GOAL:
Each line that follows is to be retyped exactly.

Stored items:
========================
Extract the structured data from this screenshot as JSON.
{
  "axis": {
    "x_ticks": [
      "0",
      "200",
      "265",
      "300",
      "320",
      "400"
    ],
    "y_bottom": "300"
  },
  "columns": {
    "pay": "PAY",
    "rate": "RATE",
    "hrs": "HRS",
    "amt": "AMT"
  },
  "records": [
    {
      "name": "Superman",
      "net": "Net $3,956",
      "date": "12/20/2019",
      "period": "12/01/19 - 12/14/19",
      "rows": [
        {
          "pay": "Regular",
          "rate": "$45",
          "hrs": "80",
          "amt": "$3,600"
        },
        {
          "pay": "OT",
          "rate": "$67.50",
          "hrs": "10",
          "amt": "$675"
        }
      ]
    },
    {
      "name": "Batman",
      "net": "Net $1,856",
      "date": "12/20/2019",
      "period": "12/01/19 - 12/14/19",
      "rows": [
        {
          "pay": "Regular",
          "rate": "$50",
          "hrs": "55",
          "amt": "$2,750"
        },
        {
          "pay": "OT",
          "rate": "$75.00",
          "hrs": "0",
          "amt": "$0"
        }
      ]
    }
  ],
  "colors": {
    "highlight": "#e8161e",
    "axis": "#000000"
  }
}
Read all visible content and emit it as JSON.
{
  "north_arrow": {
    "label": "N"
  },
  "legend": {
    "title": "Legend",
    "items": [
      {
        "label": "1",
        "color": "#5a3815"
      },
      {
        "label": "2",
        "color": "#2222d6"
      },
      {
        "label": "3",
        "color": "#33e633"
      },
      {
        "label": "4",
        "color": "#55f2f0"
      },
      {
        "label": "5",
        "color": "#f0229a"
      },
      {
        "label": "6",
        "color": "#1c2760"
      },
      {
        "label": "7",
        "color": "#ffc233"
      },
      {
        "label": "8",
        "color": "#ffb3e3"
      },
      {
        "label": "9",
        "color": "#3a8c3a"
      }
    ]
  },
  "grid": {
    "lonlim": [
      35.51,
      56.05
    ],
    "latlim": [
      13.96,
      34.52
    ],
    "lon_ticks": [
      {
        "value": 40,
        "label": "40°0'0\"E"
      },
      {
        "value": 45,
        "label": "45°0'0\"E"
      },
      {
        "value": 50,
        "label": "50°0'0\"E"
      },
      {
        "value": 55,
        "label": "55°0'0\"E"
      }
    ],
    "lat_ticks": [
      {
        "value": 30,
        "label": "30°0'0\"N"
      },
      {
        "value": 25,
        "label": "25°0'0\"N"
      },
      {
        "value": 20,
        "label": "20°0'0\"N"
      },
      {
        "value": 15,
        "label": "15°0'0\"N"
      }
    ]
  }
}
========================
REPLY TO THE EXERCISE:
Extract the structured data from this screenshot as JSON.
{
  "axis": {
    "x_ticks": [
      "0",
      "200",
      "265",
      "300",
      "320",
      "400"
    ],
    "y_bottom": "300"
  },
  "columns": {
    "pay": "PAY",
    "rate": "RATE",
    "hrs": "HRS",
    "amt": "AMT"
  },
  "records": [
    {
      "name": "Superman",
      "net": "Net $3,956",
      "date": "12/20/2019",
      "period": "12/01/19 - 12/14/19",
      "rows": [
        {
          "pay": "Regular",
          "rate": "$45",
          "hrs": "80",
          "amt": "$3,600"
        },
        {
          "pay": "OT",
          "rate": "$67.50",
          "hrs": "10",
          "amt": "$675"
        }
      ]
    },
    {
      "name": "Batman",
      "net": "Net $1,856",
      "date": "12/20/2019",
      "period": "12/01/19 - 12/14/19",
      "rows": [
        {
          "pay": "Regular",
          "rate": "$50",
          "hrs": "55",
          "amt": "$2,750"
        },
        {
          "pay": "OT",
          "rate": "$75.00",
          "hrs": "0",
          "amt": "$0"
        }
      ]
    }
  ],
  "colors": {
    "highlight": "#e8161e",
    "axis": "#000000"
  }
}
Read all visible content and emit it as JSON.
{
  "north_arrow": {
    "label": "N"
  },
  "legend": {
    "title": "Legend",
    "items": [
      {
        "label": "1",
        "color": "#5a3815"
      },
      {
        "label": "2",
        "color": "#2222d6"
      },
      {
        "label": "3",
        "color": "#33e633"
      },
      {
        "label": "4",
        "color": "#55f2f0"
      },
      {
        "label": "5",
        "color": "#f0229a"
      },
      {
        "label": "6",
        "color": "#1c2760"
      },
      {
        "label": "7",
        "color": "#ffc233"
      },
      {
        "label": "8",
        "color": "#ffb3e3"
      },
      {
        "label": "9",
        "color": "#3a8c3a"
      }
    ]
  },
  "grid": {
    "lonlim": [
      35.51,
      56.05
    ],
    "latlim": [
      13.96,
      34.52
    ],
    "lon_ticks": [
      {
        "value": 40,
        "label": "40°0'0\"E"
      },
      {
        "value": 45,
        "label": "45°0'0\"E"
      },
      {
        "value": 50,
        "label": "50°0'0\"E"
      },
      {
        "value": 55,
        "label": "55°0'0\"E"
      }
    ],
    "lat_ticks": [
      {
        "value": 30,
        "label": "30°0'0\"N"
      },
      {
        "value": 25,
        "label": "25°0'0\"N"
      },
      {
        "value": 20,
        "label": "20°0'0\"N"
      },
      {
        "value": 15,
        "label": "15°0'0\"N"
      }
    ]
  }
}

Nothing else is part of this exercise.